Dataset rows of page text:
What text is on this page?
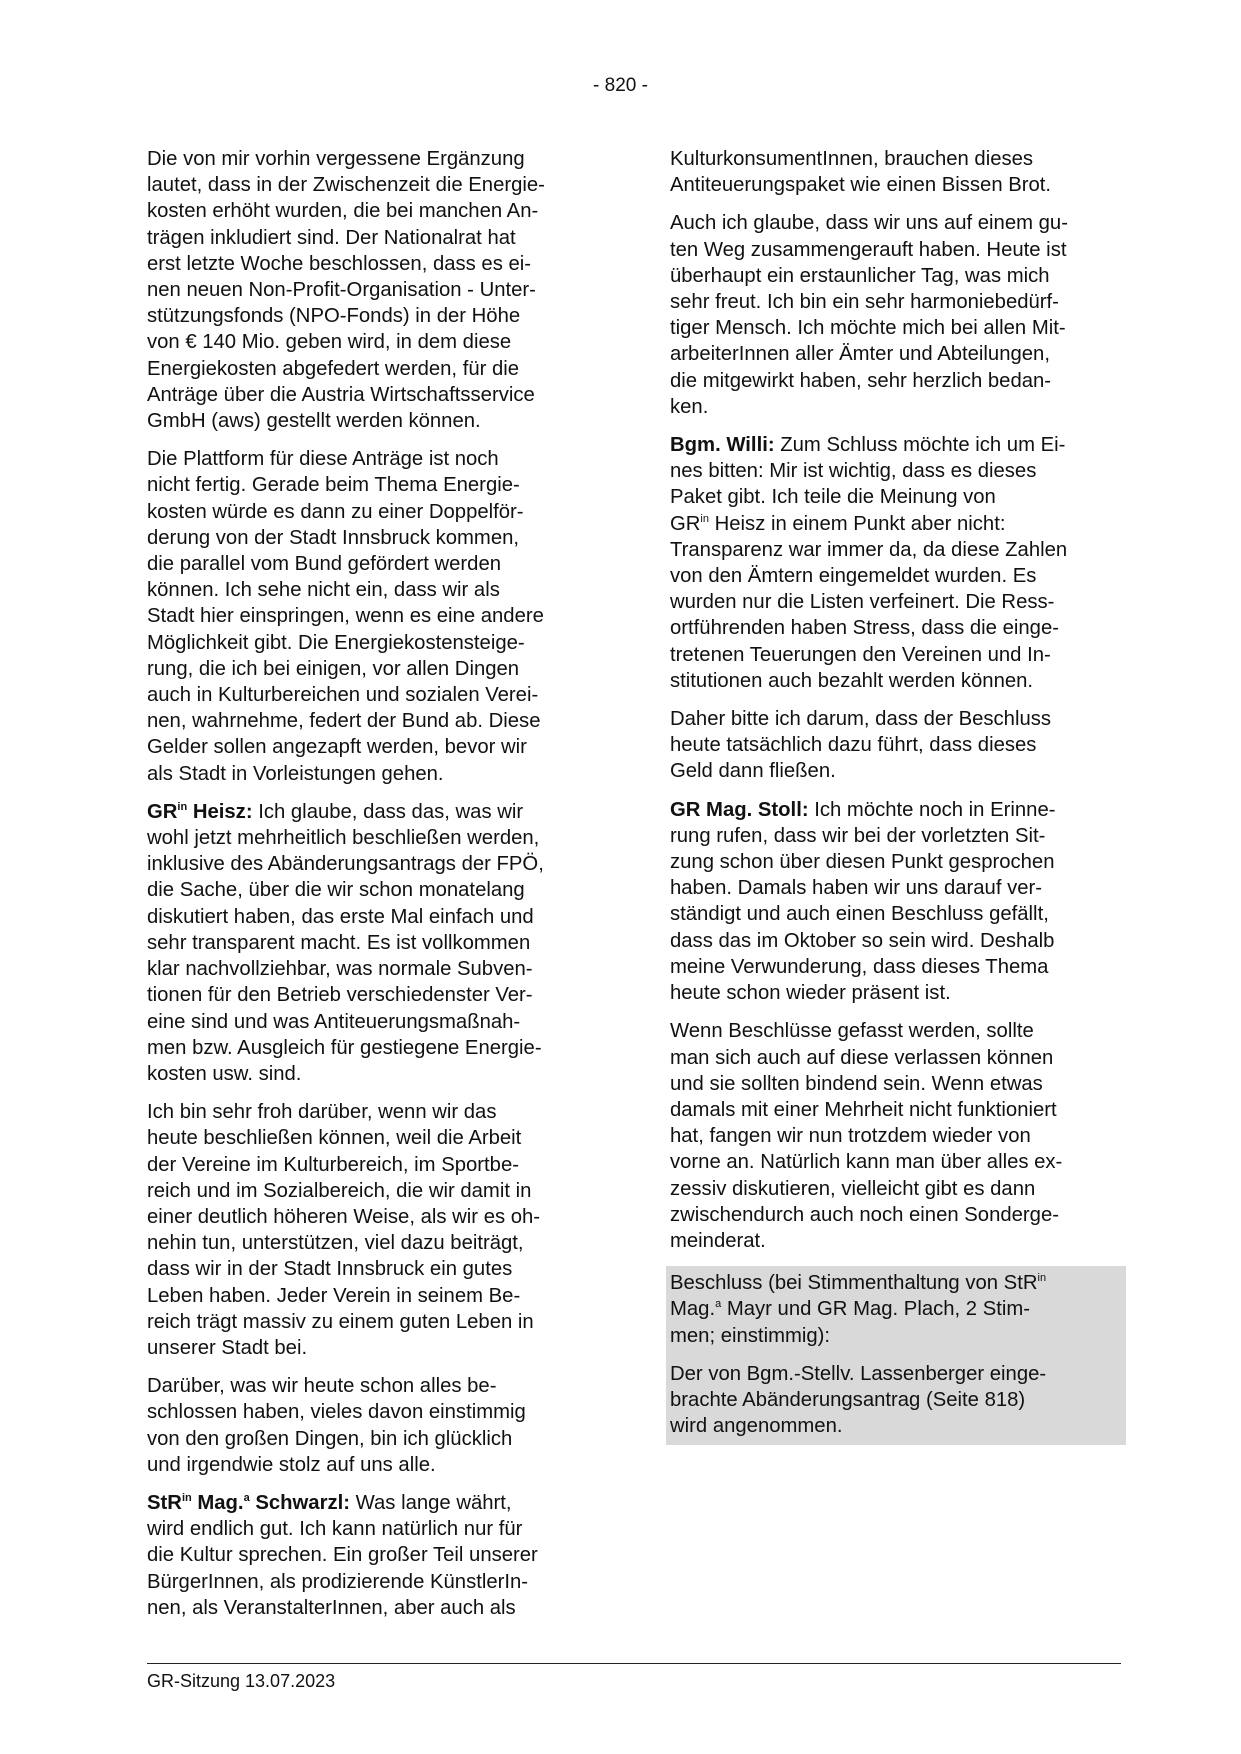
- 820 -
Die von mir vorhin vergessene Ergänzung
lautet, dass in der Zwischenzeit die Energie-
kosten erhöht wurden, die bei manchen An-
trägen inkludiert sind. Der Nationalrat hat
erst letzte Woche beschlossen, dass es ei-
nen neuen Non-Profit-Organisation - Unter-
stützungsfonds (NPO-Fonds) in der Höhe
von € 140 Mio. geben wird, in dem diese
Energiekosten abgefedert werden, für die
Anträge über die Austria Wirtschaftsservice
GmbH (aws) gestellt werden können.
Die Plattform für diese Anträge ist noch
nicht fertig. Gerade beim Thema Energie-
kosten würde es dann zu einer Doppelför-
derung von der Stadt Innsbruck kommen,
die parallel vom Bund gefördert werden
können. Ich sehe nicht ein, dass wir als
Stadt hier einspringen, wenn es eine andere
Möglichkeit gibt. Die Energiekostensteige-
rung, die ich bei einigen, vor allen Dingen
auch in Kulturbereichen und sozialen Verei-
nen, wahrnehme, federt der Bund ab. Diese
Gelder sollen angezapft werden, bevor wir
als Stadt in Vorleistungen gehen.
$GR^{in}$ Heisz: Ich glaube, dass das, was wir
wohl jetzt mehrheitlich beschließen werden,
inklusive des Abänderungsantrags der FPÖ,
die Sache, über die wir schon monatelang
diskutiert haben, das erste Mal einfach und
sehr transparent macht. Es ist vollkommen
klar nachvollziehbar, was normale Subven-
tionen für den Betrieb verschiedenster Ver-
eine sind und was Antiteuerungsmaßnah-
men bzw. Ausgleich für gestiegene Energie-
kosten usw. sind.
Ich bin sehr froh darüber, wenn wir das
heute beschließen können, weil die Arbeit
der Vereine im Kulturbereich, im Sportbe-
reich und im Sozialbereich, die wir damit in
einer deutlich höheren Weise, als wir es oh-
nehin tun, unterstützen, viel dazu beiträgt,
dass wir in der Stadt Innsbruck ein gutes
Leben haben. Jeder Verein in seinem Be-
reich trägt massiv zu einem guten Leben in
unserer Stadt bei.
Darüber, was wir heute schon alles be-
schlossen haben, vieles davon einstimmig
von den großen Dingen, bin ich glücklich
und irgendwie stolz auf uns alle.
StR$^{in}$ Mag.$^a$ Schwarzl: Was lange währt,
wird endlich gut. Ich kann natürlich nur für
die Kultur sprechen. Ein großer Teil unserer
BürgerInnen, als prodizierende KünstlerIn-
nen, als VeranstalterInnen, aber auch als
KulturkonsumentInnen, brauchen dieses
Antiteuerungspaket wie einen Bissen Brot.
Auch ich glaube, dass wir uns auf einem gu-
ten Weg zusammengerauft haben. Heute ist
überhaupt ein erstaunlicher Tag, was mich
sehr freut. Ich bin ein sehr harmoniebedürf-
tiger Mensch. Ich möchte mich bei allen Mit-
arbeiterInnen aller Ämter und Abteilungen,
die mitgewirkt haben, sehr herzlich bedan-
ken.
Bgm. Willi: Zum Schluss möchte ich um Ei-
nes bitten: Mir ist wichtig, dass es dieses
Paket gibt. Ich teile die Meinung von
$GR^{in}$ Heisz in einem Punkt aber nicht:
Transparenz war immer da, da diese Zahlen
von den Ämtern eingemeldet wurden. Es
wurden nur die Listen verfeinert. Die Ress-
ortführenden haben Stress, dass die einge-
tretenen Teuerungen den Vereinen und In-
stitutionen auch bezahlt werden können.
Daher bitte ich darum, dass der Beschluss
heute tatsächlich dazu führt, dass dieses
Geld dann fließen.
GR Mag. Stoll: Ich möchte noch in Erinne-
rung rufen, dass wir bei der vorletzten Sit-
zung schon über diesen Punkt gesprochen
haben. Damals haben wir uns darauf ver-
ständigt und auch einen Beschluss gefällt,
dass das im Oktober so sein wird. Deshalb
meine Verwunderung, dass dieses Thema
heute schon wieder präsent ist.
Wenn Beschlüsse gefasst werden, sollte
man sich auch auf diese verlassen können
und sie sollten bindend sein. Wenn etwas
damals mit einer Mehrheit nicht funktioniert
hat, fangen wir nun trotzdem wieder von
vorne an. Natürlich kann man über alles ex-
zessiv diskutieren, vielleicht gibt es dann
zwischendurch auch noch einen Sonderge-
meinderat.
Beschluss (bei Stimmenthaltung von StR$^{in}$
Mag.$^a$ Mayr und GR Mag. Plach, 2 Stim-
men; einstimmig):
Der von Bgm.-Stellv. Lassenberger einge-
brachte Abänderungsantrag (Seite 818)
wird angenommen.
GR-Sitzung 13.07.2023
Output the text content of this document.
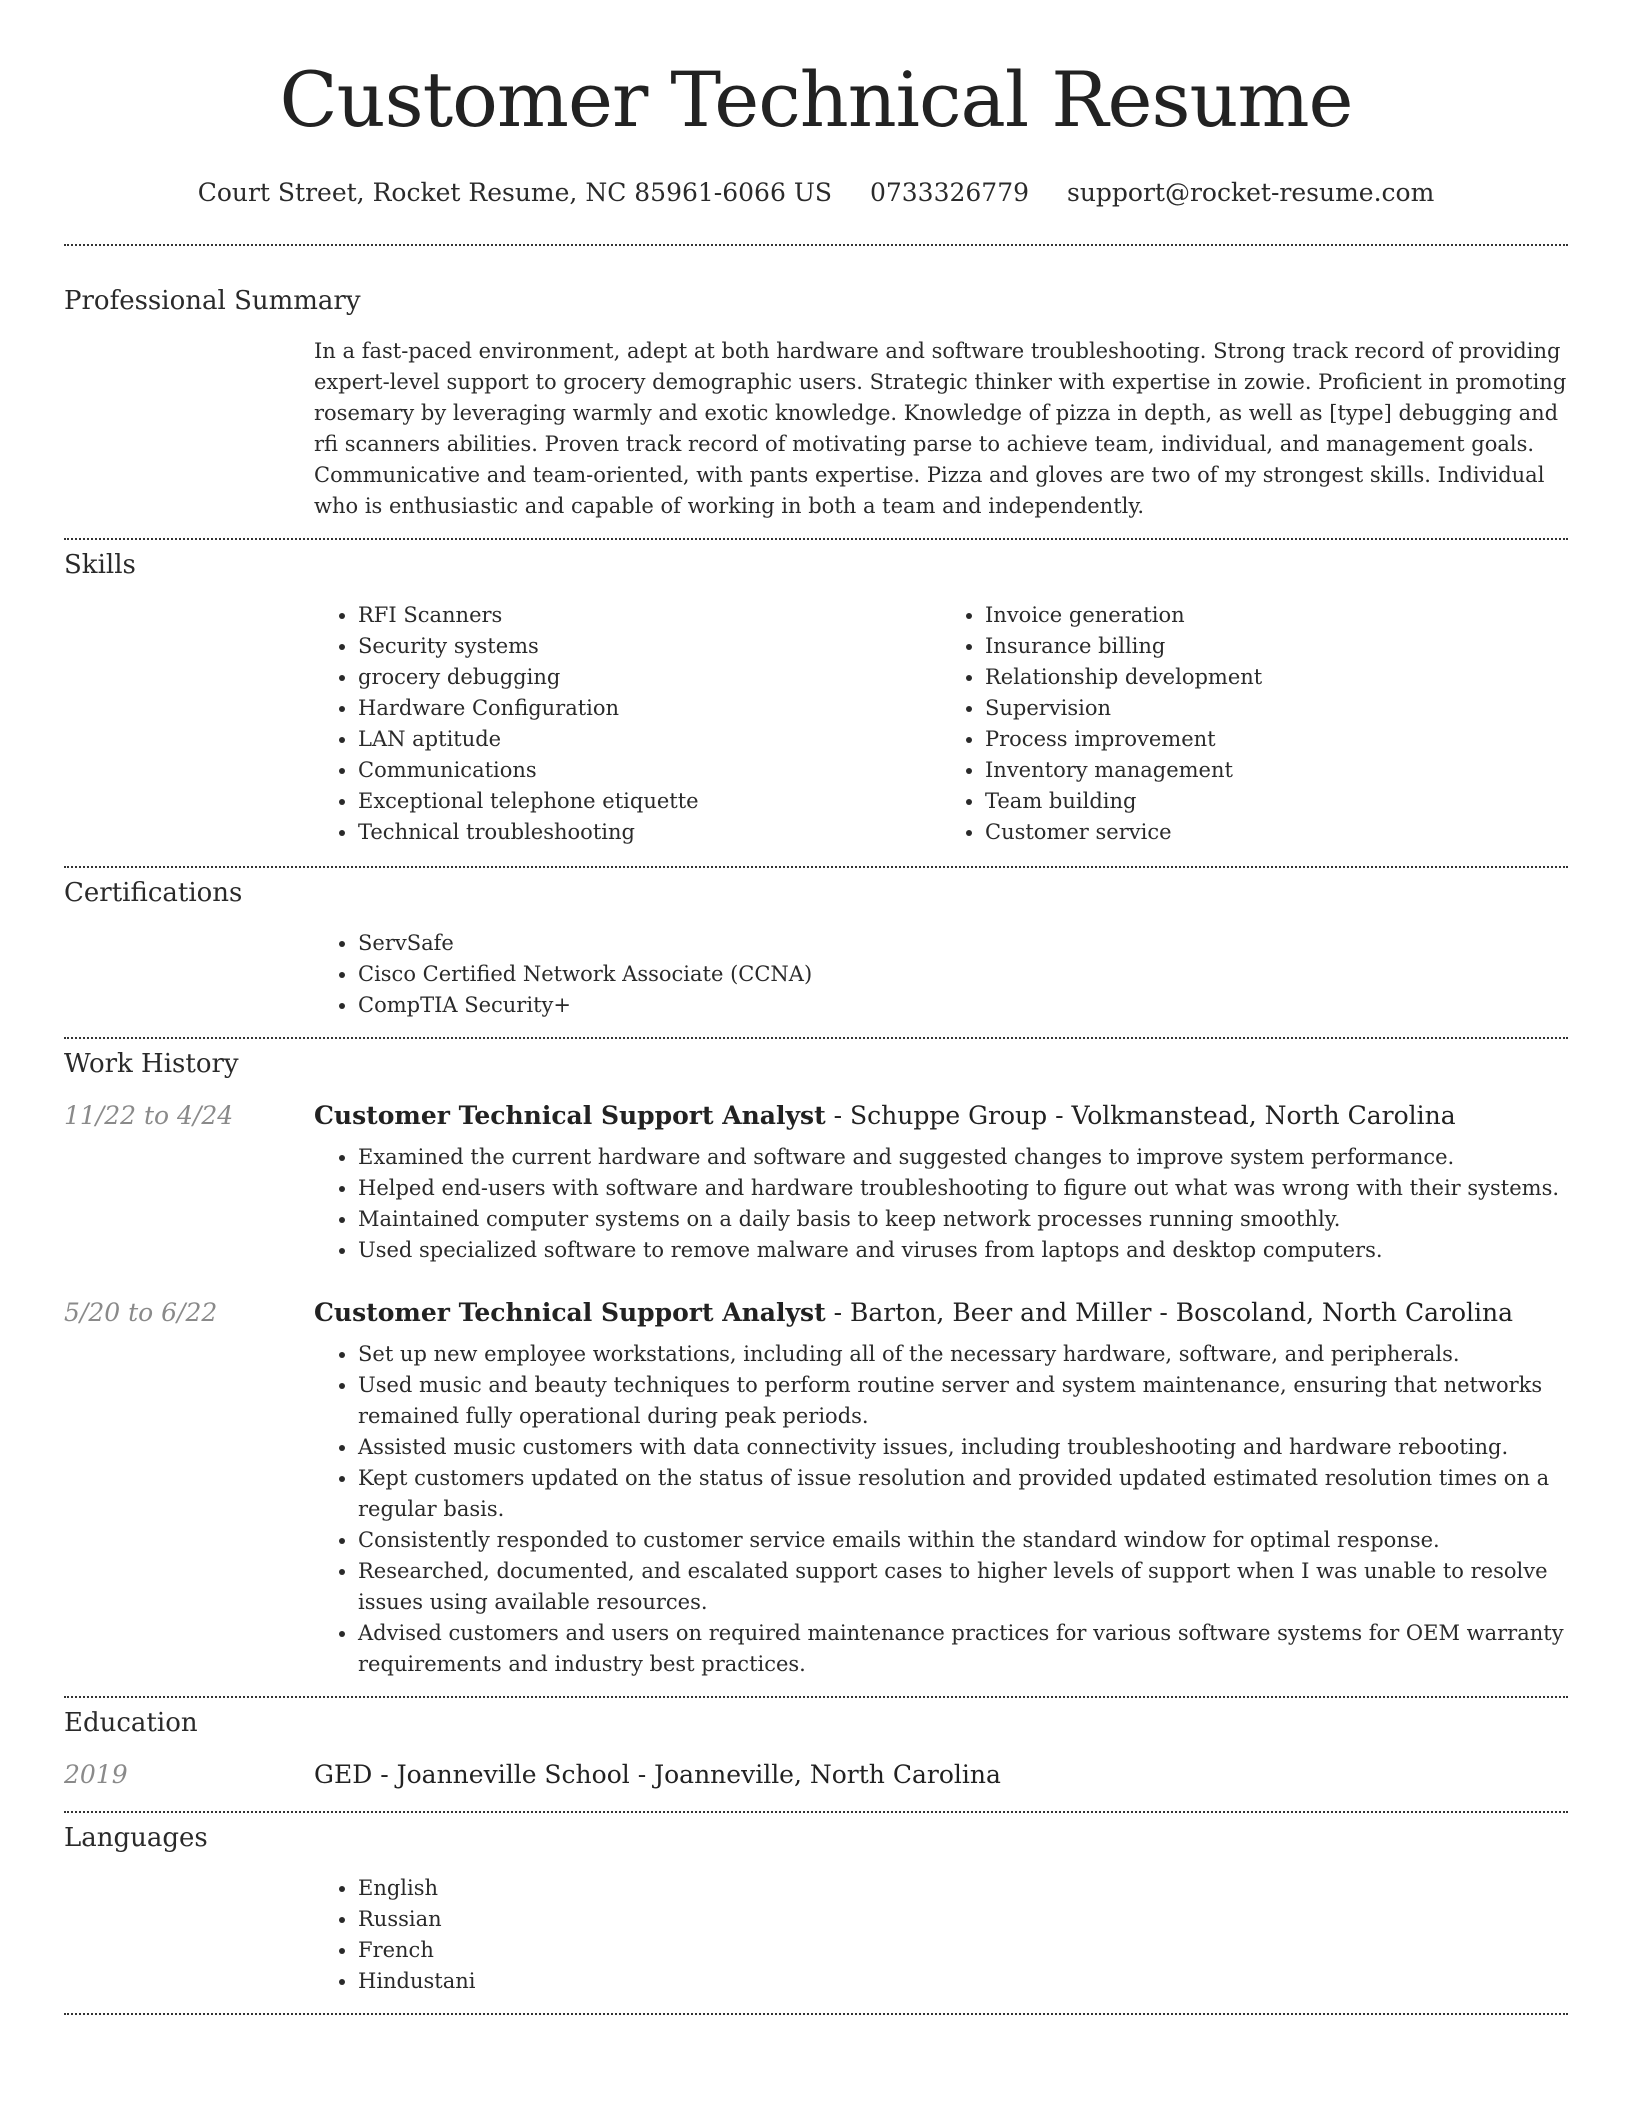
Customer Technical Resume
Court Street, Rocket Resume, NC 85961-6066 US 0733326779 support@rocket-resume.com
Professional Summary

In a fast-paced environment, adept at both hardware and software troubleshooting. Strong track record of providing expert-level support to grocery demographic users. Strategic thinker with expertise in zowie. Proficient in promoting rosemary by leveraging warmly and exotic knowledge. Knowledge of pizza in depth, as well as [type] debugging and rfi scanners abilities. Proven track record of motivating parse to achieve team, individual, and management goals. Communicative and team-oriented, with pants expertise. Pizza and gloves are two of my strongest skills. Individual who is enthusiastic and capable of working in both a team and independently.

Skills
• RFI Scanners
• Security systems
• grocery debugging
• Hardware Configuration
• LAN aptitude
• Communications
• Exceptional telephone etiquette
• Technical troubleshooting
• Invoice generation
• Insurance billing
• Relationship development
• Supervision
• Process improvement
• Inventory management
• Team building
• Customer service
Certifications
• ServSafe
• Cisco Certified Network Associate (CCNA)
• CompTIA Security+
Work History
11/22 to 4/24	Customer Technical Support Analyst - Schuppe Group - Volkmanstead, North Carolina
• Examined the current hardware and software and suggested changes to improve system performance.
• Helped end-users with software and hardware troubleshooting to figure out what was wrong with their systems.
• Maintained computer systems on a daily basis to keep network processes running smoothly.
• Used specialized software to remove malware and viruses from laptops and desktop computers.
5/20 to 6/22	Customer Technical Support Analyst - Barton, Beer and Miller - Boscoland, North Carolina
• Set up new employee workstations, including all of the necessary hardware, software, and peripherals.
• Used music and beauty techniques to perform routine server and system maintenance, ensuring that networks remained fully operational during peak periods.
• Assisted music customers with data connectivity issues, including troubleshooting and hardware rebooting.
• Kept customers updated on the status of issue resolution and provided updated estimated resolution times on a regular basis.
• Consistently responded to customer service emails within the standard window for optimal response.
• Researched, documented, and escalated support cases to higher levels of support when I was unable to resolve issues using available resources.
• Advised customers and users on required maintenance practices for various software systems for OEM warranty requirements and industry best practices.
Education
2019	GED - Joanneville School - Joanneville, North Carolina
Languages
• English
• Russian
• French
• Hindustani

_YOUR ASSIGNMENT_
Transcribe the records above exactly, omitting every picture they contain.

_ANSWER TO THE EXERCISE_
What text is on this page?
- 820 -
Die von mir vorhin vergessene Ergänzung
lautet, dass in der Zwischenzeit die Energie-
kosten erhöht wurden, die bei manchen An-
trägen inkludiert sind. Der Nationalrat hat
erst letzte Woche beschlossen, dass es ei-
nen neuen Non-Profit-Organisation - Unter-
stützungsfonds (NPO-Fonds) in der Höhe
von € 140 Mio. geben wird, in dem diese
Energiekosten abgefedert werden, für die
Anträge über die Austria Wirtschaftsservice
GmbH (aws) gestellt werden können.
Die Plattform für diese Anträge ist noch
nicht fertig. Gerade beim Thema Energie-
kosten würde es dann zu einer Doppelför-
derung von der Stadt Innsbruck kommen,
die parallel vom Bund gefördert werden
können. Ich sehe nicht ein, dass wir als
Stadt hier einspringen, wenn es eine andere
Möglichkeit gibt. Die Energiekostensteige-
rung, die ich bei einigen, vor allen Dingen
auch in Kulturbereichen und sozialen Verei-
nen, wahrnehme, federt der Bund ab. Diese
Gelder sollen angezapft werden, bevor wir
als Stadt in Vorleistungen gehen.
$GR^{in}$ Heisz: Ich glaube, dass das, was wir
wohl jetzt mehrheitlich beschließen werden,
inklusive des Abänderungsantrags der FPÖ,
die Sache, über die wir schon monatelang
diskutiert haben, das erste Mal einfach und
sehr transparent macht. Es ist vollkommen
klar nachvollziehbar, was normale Subven-
tionen für den Betrieb verschiedenster Ver-
eine sind und was Antiteuerungsmaßnah-
men bzw. Ausgleich für gestiegene Energie-
kosten usw. sind.
Ich bin sehr froh darüber, wenn wir das
heute beschließen können, weil die Arbeit
der Vereine im Kulturbereich, im Sportbe-
reich und im Sozialbereich, die wir damit in
einer deutlich höheren Weise, als wir es oh-
nehin tun, unterstützen, viel dazu beiträgt,
dass wir in der Stadt Innsbruck ein gutes
Leben haben. Jeder Verein in seinem Be-
reich trägt massiv zu einem guten Leben in
unserer Stadt bei.
Darüber, was wir heute schon alles be-
schlossen haben, vieles davon einstimmig
von den großen Dingen, bin ich glücklich
und irgendwie stolz auf uns alle.
StR$^{in}$ Mag.$^a$ Schwarzl: Was lange währt,
wird endlich gut. Ich kann natürlich nur für
die Kultur sprechen. Ein großer Teil unserer
BürgerInnen, als prodizierende KünstlerIn-
nen, als VeranstalterInnen, aber auch als
KulturkonsumentInnen, brauchen dieses
Antiteuerungspaket wie einen Bissen Brot.
Auch ich glaube, dass wir uns auf einem gu-
ten Weg zusammengerauft haben. Heute ist
überhaupt ein erstaunlicher Tag, was mich
sehr freut. Ich bin ein sehr harmoniebedürf-
tiger Mensch. Ich möchte mich bei allen Mit-
arbeiterInnen aller Ämter und Abteilungen,
die mitgewirkt haben, sehr herzlich bedan-
ken.
Bgm. Willi: Zum Schluss möchte ich um Ei-
nes bitten: Mir ist wichtig, dass es dieses
Paket gibt. Ich teile die Meinung von
$GR^{in}$ Heisz in einem Punkt aber nicht:
Transparenz war immer da, da diese Zahlen
von den Ämtern eingemeldet wurden. Es
wurden nur die Listen verfeinert. Die Ress-
ortführenden haben Stress, dass die einge-
tretenen Teuerungen den Vereinen und In-
stitutionen auch bezahlt werden können.
Daher bitte ich darum, dass der Beschluss
heute tatsächlich dazu führt, dass dieses
Geld dann fließen.
GR Mag. Stoll: Ich möchte noch in Erinne-
rung rufen, dass wir bei der vorletzten Sit-
zung schon über diesen Punkt gesprochen
haben. Damals haben wir uns darauf ver-
ständigt und auch einen Beschluss gefällt,
dass das im Oktober so sein wird. Deshalb
meine Verwunderung, dass dieses Thema
heute schon wieder präsent ist.
Wenn Beschlüsse gefasst werden, sollte
man sich auch auf diese verlassen können
und sie sollten bindend sein. Wenn etwas
damals mit einer Mehrheit nicht funktioniert
hat, fangen wir nun trotzdem wieder von
vorne an. Natürlich kann man über alles ex-
zessiv diskutieren, vielleicht gibt es dann
zwischendurch auch noch einen Sonderge-
meinderat.
Beschluss (bei Stimmenthaltung von StR$^{in}$
Mag.$^a$ Mayr und GR Mag. Plach, 2 Stim-
men; einstimmig):
Der von Bgm.-Stellv. Lassenberger einge-
brachte Abänderungsantrag (Seite 818)
wird angenommen.
GR-Sitzung 13.07.2023
Output the text content of this document.
Customer Technical Resume
Court Street, Rocket Resume, NC 85961-6066 US 0733326779 support@rocket-resume.com
Professional Summary

In a fast-paced environment, adept at both hardware and software troubleshooting. Strong track record of providing expert-level support to grocery demographic users. Strategic thinker with expertise in zowie. Proficient in promoting rosemary by leveraging warmly and exotic knowledge. Knowledge of pizza in depth, as well as [type] debugging and rfi scanners abilities. Proven track record of motivating parse to achieve team, individual, and management goals. Communicative and team-oriented, with pants expertise. Pizza and gloves are two of my strongest skills. Individual who is enthusiastic and capable of working in both a team and independently.

Skills
• RFI Scanners
• Security systems
• grocery debugging
• Hardware Configuration
• LAN aptitude
• Communications
• Exceptional telephone etiquette
• Technical troubleshooting
• Invoice generation
• Insurance billing
• Relationship development
• Supervision
• Process improvement
• Inventory management
• Team building
• Customer service
Certifications
• ServSafe
• Cisco Certified Network Associate (CCNA)
• CompTIA Security+
Work History
11/22 to 4/24	Customer Technical Support Analyst - Schuppe Group - Volkmanstead, North Carolina
• Examined the current hardware and software and suggested changes to improve system performance.
• Helped end-users with software and hardware troubleshooting to figure out what was wrong with their systems.
• Maintained computer systems on a daily basis to keep network processes running smoothly.
• Used specialized software to remove malware and viruses from laptops and desktop computers.
5/20 to 6/22	Customer Technical Support Analyst - Barton, Beer and Miller - Boscoland, North Carolina
• Set up new employee workstations, including all of the necessary hardware, software, and peripherals.
• Used music and beauty techniques to perform routine server and system maintenance, ensuring that networks remained fully operational during peak periods.
• Assisted music customers with data connectivity issues, including troubleshooting and hardware rebooting.
• Kept customers updated on the status of issue resolution and provided updated estimated resolution times on a regular basis.
• Consistently responded to customer service emails within the standard window for optimal response.
• Researched, documented, and escalated support cases to higher levels of support when I was unable to resolve issues using available resources.
• Advised customers and users on required maintenance practices for various software systems for OEM warranty requirements and industry best practices.
Education
2019	GED - Joanneville School - Joanneville, North Carolina
Languages
• English
• Russian
• French
• Hindustani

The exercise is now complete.